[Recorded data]
[start]
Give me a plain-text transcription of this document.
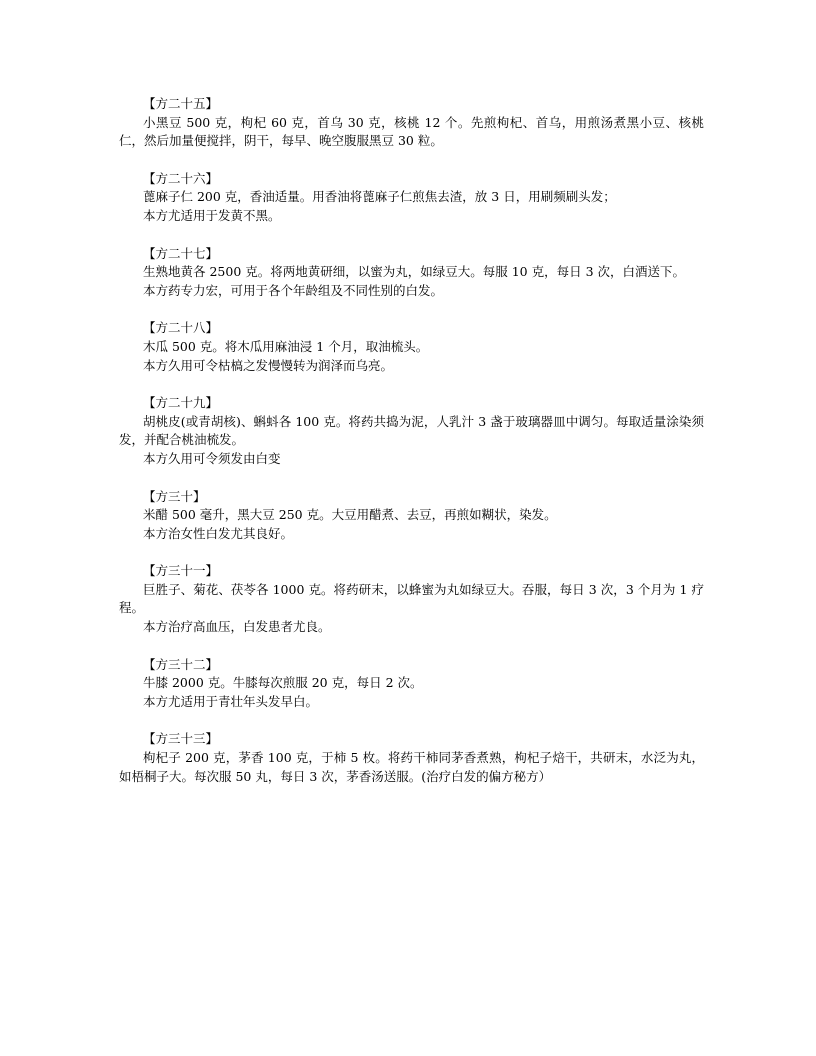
【方二十五】

小黑豆 500 克，枸杞 60 克，首乌 30 克，核桃 12 个。先煎枸杞、首乌，用煎汤煮黑小豆、核桃仁，然后加量便搅拌，阴干，每早、晚空腹服黑豆 30 粒。

【方二十六】

蓖麻子仁 200 克，香油适量。用香油将蓖麻子仁煎焦去渣，放 3 日，用刷频刷头发；

本方尤适用于发黄不黑。

【方二十七】

生熟地黄各 2500 克。将两地黄研细，以蜜为丸，如绿豆大。每服 10 克，每日 3 次，白酒送下。

本方药专力宏，可用于各个年龄组及不同性别的白发。

【方二十八】

木瓜 500 克。将木瓜用麻油浸 1 个月，取油梳头。

本方久用可令枯槁之发慢慢转为润泽而乌亮。

【方二十九】

胡桃皮(或青胡核)、蝌蚪各 100 克。将药共捣为泥，人乳汁 3 盏于玻璃器皿中调匀。每取适量涂染须发，并配合桃油梳发。

本方久用可令须发由白变

【方三十】

米醋 500 毫升，黑大豆 250 克。大豆用醋煮、去豆，再煎如糊状，染发。

本方治女性白发尤其良好。

【方三十一】

巨胜子、菊花、茯苓各 1000 克。将药研末，以蜂蜜为丸如绿豆大。吞服，每日 3 次，3 个月为 1 疗程。

本方治疗高血压，白发患者尤良。

【方三十二】

牛膝 2000 克。牛膝每次煎服 20 克，每日 2 次。

本方尤适用于青壮年头发早白。

【方三十三】

枸杞子 200 克，茅香 100 克，于柿 5 枚。将药干柿同茅香煮熟，枸杞子焙干，共研末，水泛为丸，如梧桐子大。每次服 50 丸，每日 3 次，茅香汤送服。(治疗白发的偏方秘方）
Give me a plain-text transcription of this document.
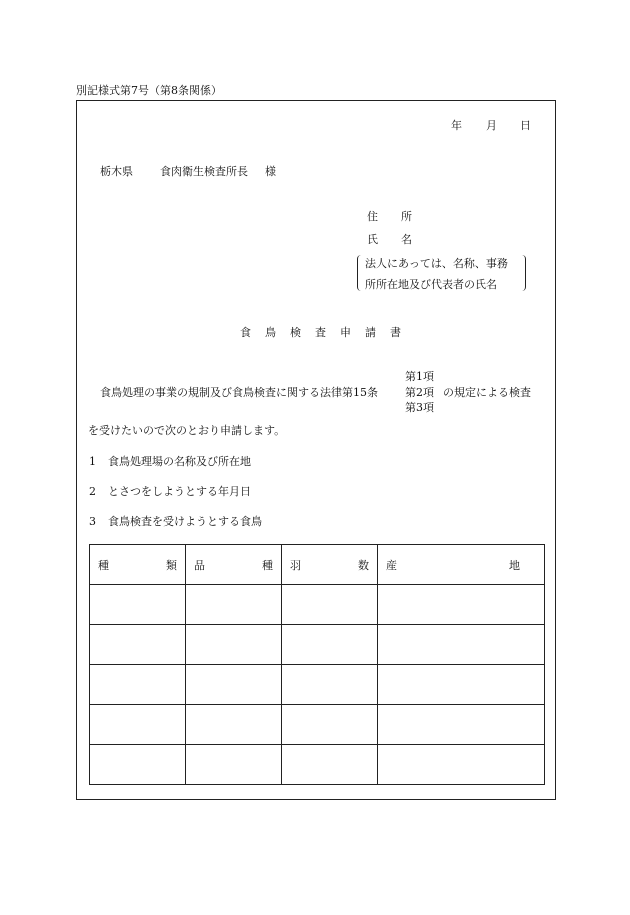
別記様式第7号（第8条関係）
年 月 日
栃木県 食肉衛生検査所長 様
住 所
氏 名
法人にあっては、名称、事務
所所在地及び代表者の氏名
食 鳥 検 査 申 請 書
食鳥処理の事業の規制及び食鳥検査に関する法律第15条
第1項
第2項
第3項
の規定による検査
を受けたいので次のとおり申請します。
1 食鳥処理場の名称及び所在地
2 とさつをしようとする年月日
3 食鳥検査を受けようとする食鳥
種 類	品 種	羽 数	産 地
[end]
The records above should be reproduced exactly, with no pictures included.

Give me a plain-text transcription of this document.
【方二十五】

小黑豆 500 克，枸杞 60 克，首乌 30 克，核桃 12 个。先煎枸杞、首乌，用煎汤煮黑小豆、核桃仁，然后加量便搅拌，阴干，每早、晚空腹服黑豆 30 粒。

【方二十六】

蓖麻子仁 200 克，香油适量。用香油将蓖麻子仁煎焦去渣，放 3 日，用刷频刷头发；

本方尤适用于发黄不黑。

【方二十七】

生熟地黄各 2500 克。将两地黄研细，以蜜为丸，如绿豆大。每服 10 克，每日 3 次，白酒送下。

本方药专力宏，可用于各个年龄组及不同性别的白发。

【方二十八】

木瓜 500 克。将木瓜用麻油浸 1 个月，取油梳头。

本方久用可令枯槁之发慢慢转为润泽而乌亮。

【方二十九】

胡桃皮(或青胡核)、蝌蚪各 100 克。将药共捣为泥，人乳汁 3 盏于玻璃器皿中调匀。每取适量涂染须发，并配合桃油梳发。

本方久用可令须发由白变

【方三十】

米醋 500 毫升，黑大豆 250 克。大豆用醋煮、去豆，再煎如糊状，染发。

本方治女性白发尤其良好。

【方三十一】

巨胜子、菊花、茯苓各 1000 克。将药研末，以蜂蜜为丸如绿豆大。吞服，每日 3 次，3 个月为 1 疗程。

本方治疗高血压，白发患者尤良。

【方三十二】

牛膝 2000 克。牛膝每次煎服 20 克，每日 2 次。

本方尤适用于青壮年头发早白。

【方三十三】

枸杞子 200 克，茅香 100 克，于柿 5 枚。将药干柿同茅香煮熟，枸杞子焙干，共研末，水泛为丸，如梧桐子大。每次服 50 丸，每日 3 次，茅香汤送服。(治疗白发的偏方秘方）
Give me a plain-text transcription of this document.
別記様式第7号（第8条関係）
年 月 日
栃木県 食肉衛生検査所長 様
住 所
氏 名
法人にあっては、名称、事務
所所在地及び代表者の氏名
食 鳥 検 査 申 請 書
食鳥処理の事業の規制及び食鳥検査に関する法律第15条
第1項
第2項
第3項
の規定による検査
を受けたいので次のとおり申請します。
1 食鳥処理場の名称及び所在地
2 とさつをしようとする年月日
3 食鳥検査を受けようとする食鳥
種 類	品 種	羽 数	産 地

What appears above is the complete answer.